[Records from a data collection]

####

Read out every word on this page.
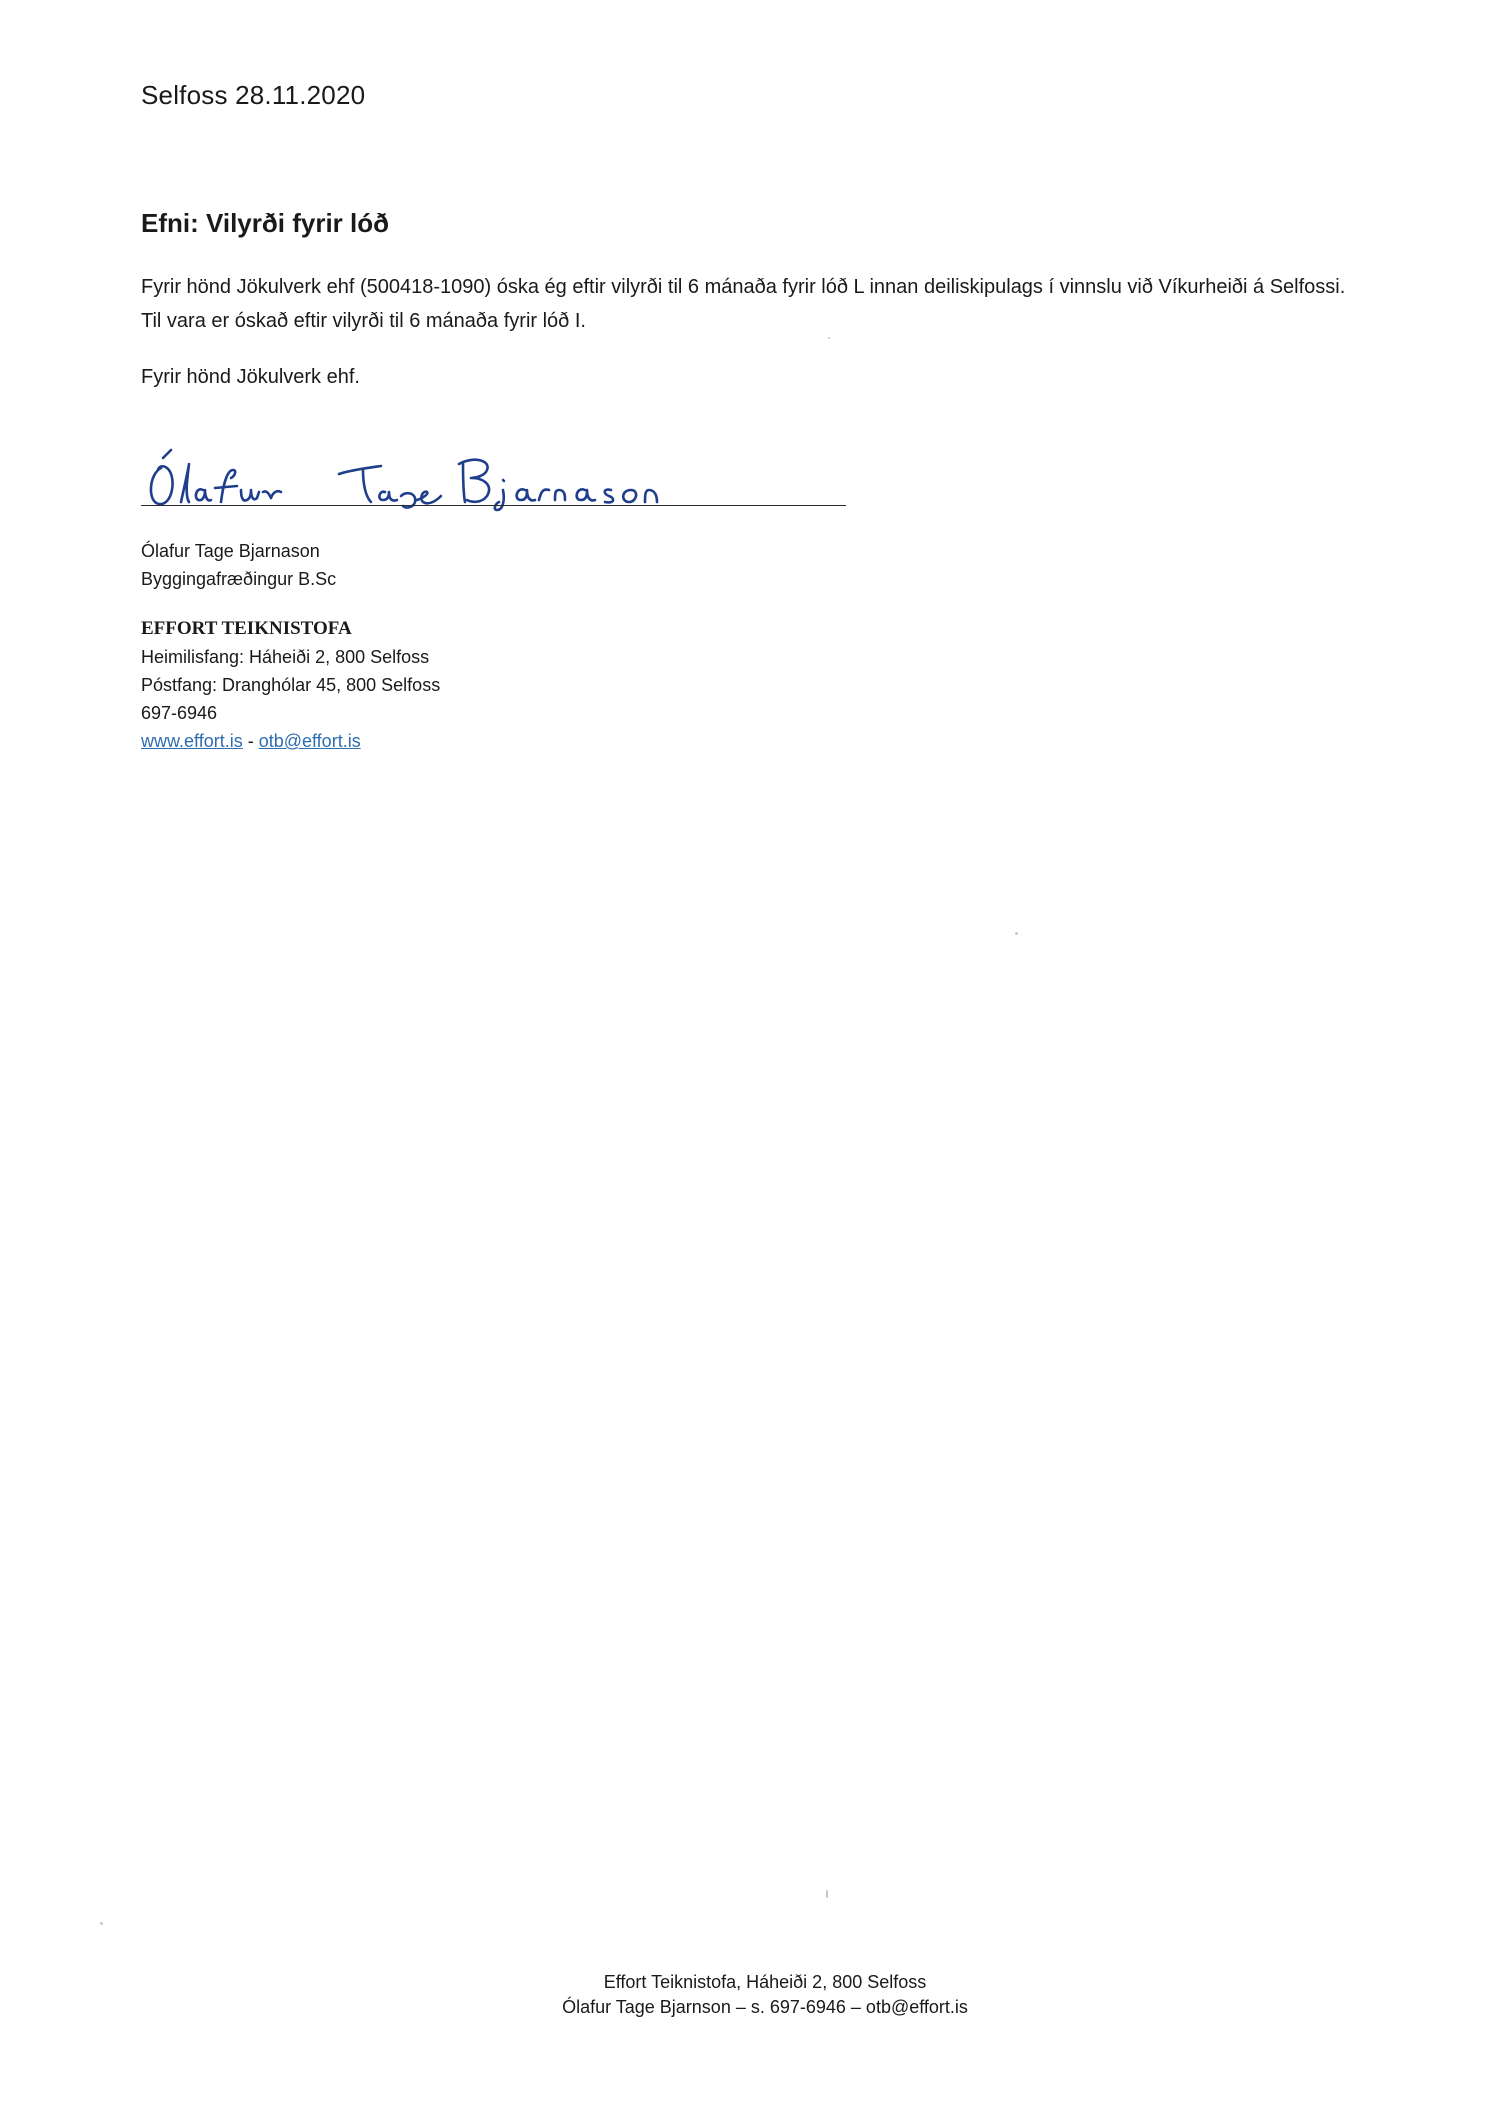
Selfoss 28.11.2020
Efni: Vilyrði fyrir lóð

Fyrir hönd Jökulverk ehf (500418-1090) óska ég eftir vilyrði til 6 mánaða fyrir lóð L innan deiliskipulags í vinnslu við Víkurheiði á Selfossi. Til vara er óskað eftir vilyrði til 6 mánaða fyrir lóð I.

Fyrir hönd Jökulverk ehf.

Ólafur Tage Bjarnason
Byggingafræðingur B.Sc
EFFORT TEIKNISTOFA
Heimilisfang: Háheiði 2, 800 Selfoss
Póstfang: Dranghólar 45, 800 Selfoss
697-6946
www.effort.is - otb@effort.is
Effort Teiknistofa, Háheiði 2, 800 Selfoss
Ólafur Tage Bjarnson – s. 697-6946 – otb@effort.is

####

■ **OBJECTIVE**: Show every line that contains the word "hönd".

■ **EXERCISE SOLUTION**:
Fyrir hönd Jökulverk ehf (500418-1090) óska ég eftir vilyrði til 6 mánaða fyrir lóð L innan deiliskipulags í vinnslu við Víkurheiði á Selfossi. Til vara er óskað eftir vilyrði til 6 mánaða fyrir lóð I.
Fyrir hönd Jökulverk ehf.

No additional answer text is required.